PROBLEM DESCRIPTION: Retype all of the data exactly as given.

---------- MATERIAL FOR THE TASK

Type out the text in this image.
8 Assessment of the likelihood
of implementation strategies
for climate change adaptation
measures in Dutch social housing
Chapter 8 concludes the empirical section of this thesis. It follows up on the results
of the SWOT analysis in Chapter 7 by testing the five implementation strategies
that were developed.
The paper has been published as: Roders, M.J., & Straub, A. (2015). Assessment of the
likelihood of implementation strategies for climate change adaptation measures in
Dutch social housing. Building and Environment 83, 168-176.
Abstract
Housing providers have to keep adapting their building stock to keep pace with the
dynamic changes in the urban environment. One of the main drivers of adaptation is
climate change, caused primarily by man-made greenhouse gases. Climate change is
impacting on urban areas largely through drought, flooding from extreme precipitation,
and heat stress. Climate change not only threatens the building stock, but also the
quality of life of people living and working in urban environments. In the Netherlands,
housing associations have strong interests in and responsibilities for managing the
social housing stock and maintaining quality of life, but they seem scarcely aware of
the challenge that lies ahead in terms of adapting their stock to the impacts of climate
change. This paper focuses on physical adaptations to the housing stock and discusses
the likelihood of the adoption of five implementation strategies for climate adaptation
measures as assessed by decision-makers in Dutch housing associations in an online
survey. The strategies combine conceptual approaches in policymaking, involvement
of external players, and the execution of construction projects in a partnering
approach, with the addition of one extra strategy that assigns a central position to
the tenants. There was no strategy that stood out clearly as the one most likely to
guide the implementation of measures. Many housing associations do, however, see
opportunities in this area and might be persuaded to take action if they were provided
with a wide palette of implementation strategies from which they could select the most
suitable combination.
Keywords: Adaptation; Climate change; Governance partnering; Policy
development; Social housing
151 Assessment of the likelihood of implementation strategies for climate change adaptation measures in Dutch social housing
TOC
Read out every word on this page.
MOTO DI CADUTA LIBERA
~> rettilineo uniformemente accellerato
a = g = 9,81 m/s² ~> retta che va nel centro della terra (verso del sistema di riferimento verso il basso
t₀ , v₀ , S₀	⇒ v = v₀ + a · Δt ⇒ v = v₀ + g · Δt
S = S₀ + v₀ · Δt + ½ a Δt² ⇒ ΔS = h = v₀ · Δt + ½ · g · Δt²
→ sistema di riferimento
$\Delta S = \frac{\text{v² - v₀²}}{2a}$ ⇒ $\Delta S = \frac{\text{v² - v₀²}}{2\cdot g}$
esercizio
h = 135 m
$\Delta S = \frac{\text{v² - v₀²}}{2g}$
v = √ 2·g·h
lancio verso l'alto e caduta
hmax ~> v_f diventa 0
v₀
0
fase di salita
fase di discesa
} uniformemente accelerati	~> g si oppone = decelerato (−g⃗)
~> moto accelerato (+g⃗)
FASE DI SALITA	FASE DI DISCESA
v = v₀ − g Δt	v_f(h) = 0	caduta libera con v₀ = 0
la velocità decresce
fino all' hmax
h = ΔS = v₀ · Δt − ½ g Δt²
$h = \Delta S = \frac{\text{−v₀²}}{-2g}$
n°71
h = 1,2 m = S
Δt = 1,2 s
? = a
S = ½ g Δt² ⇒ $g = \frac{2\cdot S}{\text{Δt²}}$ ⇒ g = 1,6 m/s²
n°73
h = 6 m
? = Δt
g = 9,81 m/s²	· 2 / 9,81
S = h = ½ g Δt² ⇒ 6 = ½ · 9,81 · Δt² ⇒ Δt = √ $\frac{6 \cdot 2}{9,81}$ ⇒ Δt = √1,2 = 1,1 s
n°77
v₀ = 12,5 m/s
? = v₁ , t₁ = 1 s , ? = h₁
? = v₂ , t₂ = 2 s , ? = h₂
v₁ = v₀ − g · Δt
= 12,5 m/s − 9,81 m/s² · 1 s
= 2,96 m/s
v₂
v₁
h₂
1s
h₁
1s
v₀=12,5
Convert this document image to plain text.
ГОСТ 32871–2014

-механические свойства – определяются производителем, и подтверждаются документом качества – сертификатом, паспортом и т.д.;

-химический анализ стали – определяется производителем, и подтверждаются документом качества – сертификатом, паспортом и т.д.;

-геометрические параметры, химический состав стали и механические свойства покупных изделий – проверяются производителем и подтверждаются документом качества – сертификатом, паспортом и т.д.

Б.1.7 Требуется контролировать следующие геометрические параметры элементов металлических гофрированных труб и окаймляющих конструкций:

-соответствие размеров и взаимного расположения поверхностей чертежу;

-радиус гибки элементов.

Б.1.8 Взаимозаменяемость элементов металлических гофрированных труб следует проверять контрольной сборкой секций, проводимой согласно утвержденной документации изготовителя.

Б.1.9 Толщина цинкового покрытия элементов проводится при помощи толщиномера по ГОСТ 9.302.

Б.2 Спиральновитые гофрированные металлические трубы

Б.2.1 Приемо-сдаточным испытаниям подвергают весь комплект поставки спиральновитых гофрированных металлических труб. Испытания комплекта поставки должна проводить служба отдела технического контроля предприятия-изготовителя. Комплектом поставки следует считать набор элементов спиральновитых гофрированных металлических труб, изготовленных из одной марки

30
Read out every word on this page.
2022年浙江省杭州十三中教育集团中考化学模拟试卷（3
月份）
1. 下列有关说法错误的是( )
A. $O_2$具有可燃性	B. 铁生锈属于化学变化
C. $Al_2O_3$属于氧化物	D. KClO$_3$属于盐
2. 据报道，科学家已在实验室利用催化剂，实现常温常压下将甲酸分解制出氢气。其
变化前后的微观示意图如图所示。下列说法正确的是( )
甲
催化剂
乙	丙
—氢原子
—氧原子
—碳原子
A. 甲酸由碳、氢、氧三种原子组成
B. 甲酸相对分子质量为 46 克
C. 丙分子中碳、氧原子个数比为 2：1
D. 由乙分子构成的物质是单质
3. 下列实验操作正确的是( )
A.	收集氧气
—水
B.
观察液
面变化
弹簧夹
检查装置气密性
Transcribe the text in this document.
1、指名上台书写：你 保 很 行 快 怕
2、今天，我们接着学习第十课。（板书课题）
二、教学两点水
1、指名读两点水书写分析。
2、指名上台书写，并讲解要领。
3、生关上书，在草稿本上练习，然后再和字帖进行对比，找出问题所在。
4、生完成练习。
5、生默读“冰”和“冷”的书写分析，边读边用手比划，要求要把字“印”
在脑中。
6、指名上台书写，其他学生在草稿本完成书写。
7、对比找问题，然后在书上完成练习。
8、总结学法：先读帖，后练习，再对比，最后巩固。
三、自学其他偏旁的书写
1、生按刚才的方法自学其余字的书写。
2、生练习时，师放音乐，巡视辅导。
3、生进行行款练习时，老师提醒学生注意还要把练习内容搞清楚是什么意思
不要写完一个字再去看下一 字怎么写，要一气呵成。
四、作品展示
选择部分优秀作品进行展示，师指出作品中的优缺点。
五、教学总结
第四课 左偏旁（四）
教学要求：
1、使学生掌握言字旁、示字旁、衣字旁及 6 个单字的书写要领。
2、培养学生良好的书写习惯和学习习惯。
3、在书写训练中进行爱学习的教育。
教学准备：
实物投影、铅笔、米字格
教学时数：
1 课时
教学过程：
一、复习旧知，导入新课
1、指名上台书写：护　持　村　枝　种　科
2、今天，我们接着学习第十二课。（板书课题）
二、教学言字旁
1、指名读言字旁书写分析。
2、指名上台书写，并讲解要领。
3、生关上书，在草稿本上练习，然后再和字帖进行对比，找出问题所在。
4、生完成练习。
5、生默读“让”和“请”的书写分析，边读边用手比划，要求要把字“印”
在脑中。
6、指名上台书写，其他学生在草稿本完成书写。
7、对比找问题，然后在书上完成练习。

--------------------

RESPONSE TO THIS TASK:
Type out the text in this image.
8 Assessment of the likelihood
of implementation strategies
for climate change adaptation
measures in Dutch social housing
Chapter 8 concludes the empirical section of this thesis. It follows up on the results
of the SWOT analysis in Chapter 7 by testing the five implementation strategies
that were developed.
The paper has been published as: Roders, M.J., & Straub, A. (2015). Assessment of the
likelihood of implementation strategies for climate change adaptation measures in
Dutch social housing. Building and Environment 83, 168-176.
Abstract
Housing providers have to keep adapting their building stock to keep pace with the
dynamic changes in the urban environment. One of the main drivers of adaptation is
climate change, caused primarily by man-made greenhouse gases. Climate change is
impacting on urban areas largely through drought, flooding from extreme precipitation,
and heat stress. Climate change not only threatens the building stock, but also the
quality of life of people living and working in urban environments. In the Netherlands,
housing associations have strong interests in and responsibilities for managing the
social housing stock and maintaining quality of life, but they seem scarcely aware of
the challenge that lies ahead in terms of adapting their stock to the impacts of climate
change. This paper focuses on physical adaptations to the housing stock and discusses
the likelihood of the adoption of five implementation strategies for climate adaptation
measures as assessed by decision-makers in Dutch housing associations in an online
survey. The strategies combine conceptual approaches in policymaking, involvement
of external players, and the execution of construction projects in a partnering
approach, with the addition of one extra strategy that assigns a central position to
the tenants. There was no strategy that stood out clearly as the one most likely to
guide the implementation of measures. Many housing associations do, however, see
opportunities in this area and might be persuaded to take action if they were provided
with a wide palette of implementation strategies from which they could select the most
suitable combination.
Keywords: Adaptation; Climate change; Governance partnering; Policy
development; Social housing
151 Assessment of the likelihood of implementation strategies for climate change adaptation measures in Dutch social housing
TOC
Read out every word on this page.
MOTO DI CADUTA LIBERA
~> rettilineo uniformemente accellerato
a = g = 9,81 m/s² ~> retta che va nel centro della terra (verso del sistema di riferimento verso il basso
t₀ , v₀ , S₀	⇒ v = v₀ + a · Δt ⇒ v = v₀ + g · Δt
S = S₀ + v₀ · Δt + ½ a Δt² ⇒ ΔS = h = v₀ · Δt + ½ · g · Δt²
→ sistema di riferimento
$\Delta S = \frac{\text{v² - v₀²}}{2a}$ ⇒ $\Delta S = \frac{\text{v² - v₀²}}{2\cdot g}$
esercizio
h = 135 m
$\Delta S = \frac{\text{v² - v₀²}}{2g}$
v = √ 2·g·h
lancio verso l'alto e caduta
hmax ~> v_f diventa 0
v₀
0
fase di salita
fase di discesa
} uniformemente accelerati	~> g si oppone = decelerato (−g⃗)
~> moto accelerato (+g⃗)
FASE DI SALITA	FASE DI DISCESA
v = v₀ − g Δt	v_f(h) = 0	caduta libera con v₀ = 0
la velocità decresce
fino all' hmax
h = ΔS = v₀ · Δt − ½ g Δt²
$h = \Delta S = \frac{\text{−v₀²}}{-2g}$
n°71
h = 1,2 m = S
Δt = 1,2 s
? = a
S = ½ g Δt² ⇒ $g = \frac{2\cdot S}{\text{Δt²}}$ ⇒ g = 1,6 m/s²
n°73
h = 6 m
? = Δt
g = 9,81 m/s²	· 2 / 9,81
S = h = ½ g Δt² ⇒ 6 = ½ · 9,81 · Δt² ⇒ Δt = √ $\frac{6 \cdot 2}{9,81}$ ⇒ Δt = √1,2 = 1,1 s
n°77
v₀ = 12,5 m/s
? = v₁ , t₁ = 1 s , ? = h₁
? = v₂ , t₂ = 2 s , ? = h₂
v₁ = v₀ − g · Δt
= 12,5 m/s − 9,81 m/s² · 1 s
= 2,96 m/s
v₂
v₁
h₂
1s
h₁
1s
v₀=12,5
Convert this document image to plain text.
ГОСТ 32871–2014

-механические свойства – определяются производителем, и подтверждаются документом качества – сертификатом, паспортом и т.д.;

-химический анализ стали – определяется производителем, и подтверждаются документом качества – сертификатом, паспортом и т.д.;

-геометрические параметры, химический состав стали и механические свойства покупных изделий – проверяются производителем и подтверждаются документом качества – сертификатом, паспортом и т.д.

Б.1.7 Требуется контролировать следующие геометрические параметры элементов металлических гофрированных труб и окаймляющих конструкций:

-соответствие размеров и взаимного расположения поверхностей чертежу;

-радиус гибки элементов.

Б.1.8 Взаимозаменяемость элементов металлических гофрированных труб следует проверять контрольной сборкой секций, проводимой согласно утвержденной документации изготовителя.

Б.1.9 Толщина цинкового покрытия элементов проводится при помощи толщиномера по ГОСТ 9.302.

Б.2 Спиральновитые гофрированные металлические трубы

Б.2.1 Приемо-сдаточным испытаниям подвергают весь комплект поставки спиральновитых гофрированных металлических труб. Испытания комплекта поставки должна проводить служба отдела технического контроля предприятия-изготовителя. Комплектом поставки следует считать набор элементов спиральновитых гофрированных металлических труб, изготовленных из одной марки

30
Read out every word on this page.
2022年浙江省杭州十三中教育集团中考化学模拟试卷（3
月份）
1. 下列有关说法错误的是( )
A. $O_2$具有可燃性	B. 铁生锈属于化学变化
C. $Al_2O_3$属于氧化物	D. KClO$_3$属于盐
2. 据报道，科学家已在实验室利用催化剂，实现常温常压下将甲酸分解制出氢气。其
变化前后的微观示意图如图所示。下列说法正确的是( )
甲
催化剂
乙	丙
—氢原子
—氧原子
—碳原子
A. 甲酸由碳、氢、氧三种原子组成
B. 甲酸相对分子质量为 46 克
C. 丙分子中碳、氧原子个数比为 2：1
D. 由乙分子构成的物质是单质
3. 下列实验操作正确的是( )
A.	收集氧气
—水
B.
观察液
面变化
弹簧夹
检查装置气密性
Transcribe the text in this document.
1、指名上台书写：你 保 很 行 快 怕
2、今天，我们接着学习第十课。（板书课题）
二、教学两点水
1、指名读两点水书写分析。
2、指名上台书写，并讲解要领。
3、生关上书，在草稿本上练习，然后再和字帖进行对比，找出问题所在。
4、生完成练习。
5、生默读“冰”和“冷”的书写分析，边读边用手比划，要求要把字“印”
在脑中。
6、指名上台书写，其他学生在草稿本完成书写。
7、对比找问题，然后在书上完成练习。
8、总结学法：先读帖，后练习，再对比，最后巩固。
三、自学其他偏旁的书写
1、生按刚才的方法自学其余字的书写。
2、生练习时，师放音乐，巡视辅导。
3、生进行行款练习时，老师提醒学生注意还要把练习内容搞清楚是什么意思
不要写完一个字再去看下一 字怎么写，要一气呵成。
四、作品展示
选择部分优秀作品进行展示，师指出作品中的优缺点。
五、教学总结
第四课 左偏旁（四）
教学要求：
1、使学生掌握言字旁、示字旁、衣字旁及 6 个单字的书写要领。
2、培养学生良好的书写习惯和学习习惯。
3、在书写训练中进行爱学习的教育。
教学准备：
实物投影、铅笔、米字格
教学时数：
1 课时
教学过程：
一、复习旧知，导入新课
1、指名上台书写：护　持　村　枝　种　科
2、今天，我们接着学习第十二课。（板书课题）
二、教学言字旁
1、指名读言字旁书写分析。
2、指名上台书写，并讲解要领。
3、生关上书，在草稿本上练习，然后再和字帖进行对比，找出问题所在。
4、生完成练习。
5、生默读“让”和“请”的书写分析，边读边用手比划，要求要把字“印”
在脑中。
6、指名上台书写，其他学生在草稿本完成书写。
7、对比找问题，然后在书上完成练习。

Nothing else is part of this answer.